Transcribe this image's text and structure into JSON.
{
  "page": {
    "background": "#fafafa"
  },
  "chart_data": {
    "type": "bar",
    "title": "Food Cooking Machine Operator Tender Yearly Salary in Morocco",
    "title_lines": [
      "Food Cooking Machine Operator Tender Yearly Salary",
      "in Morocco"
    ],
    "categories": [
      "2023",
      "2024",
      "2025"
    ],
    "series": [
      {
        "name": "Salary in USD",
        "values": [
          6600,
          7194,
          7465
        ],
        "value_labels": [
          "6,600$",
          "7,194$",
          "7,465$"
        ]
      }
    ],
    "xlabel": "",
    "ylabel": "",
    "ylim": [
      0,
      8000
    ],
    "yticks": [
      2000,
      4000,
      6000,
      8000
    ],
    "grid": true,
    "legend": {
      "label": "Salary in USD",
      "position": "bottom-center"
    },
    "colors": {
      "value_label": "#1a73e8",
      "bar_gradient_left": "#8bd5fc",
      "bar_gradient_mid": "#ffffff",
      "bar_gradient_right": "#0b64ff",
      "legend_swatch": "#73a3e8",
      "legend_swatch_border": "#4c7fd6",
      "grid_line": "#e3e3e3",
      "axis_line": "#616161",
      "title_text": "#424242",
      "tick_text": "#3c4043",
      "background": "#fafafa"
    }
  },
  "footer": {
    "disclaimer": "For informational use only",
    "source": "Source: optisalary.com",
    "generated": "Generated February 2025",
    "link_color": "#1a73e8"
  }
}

========================

:: EXERCISE PROMPT ::
Transcribe the whole listing with nothing added or left out.

:: SOLUTION TO THIS TASK ::
Transcribe this image's text and structure into JSON.
{
  "page": {
    "background": "#fafafa"
  },
  "chart_data": {
    "type": "bar",
    "title": "Food Cooking Machine Operator Tender Yearly Salary in Morocco",
    "title_lines": [
      "Food Cooking Machine Operator Tender Yearly Salary",
      "in Morocco"
    ],
    "categories": [
      "2023",
      "2024",
      "2025"
    ],
    "series": [
      {
        "name": "Salary in USD",
        "values": [
          6600,
          7194,
          7465
        ],
        "value_labels": [
          "6,600$",
          "7,194$",
          "7,465$"
        ]
      }
    ],
    "xlabel": "",
    "ylabel": "",
    "ylim": [
      0,
      8000
    ],
    "yticks": [
      2000,
      4000,
      6000,
      8000
    ],
    "grid": true,
    "legend": {
      "label": "Salary in USD",
      "position": "bottom-center"
    },
    "colors": {
      "value_label": "#1a73e8",
      "bar_gradient_left": "#8bd5fc",
      "bar_gradient_mid": "#ffffff",
      "bar_gradient_right": "#0b64ff",
      "legend_swatch": "#73a3e8",
      "legend_swatch_border": "#4c7fd6",
      "grid_line": "#e3e3e3",
      "axis_line": "#616161",
      "title_text": "#424242",
      "tick_text": "#3c4043",
      "background": "#fafafa"
    }
  },
  "footer": {
    "disclaimer": "For informational use only",
    "source": "Source: optisalary.com",
    "generated": "Generated February 2025",
    "link_color": "#1a73e8"
  }
}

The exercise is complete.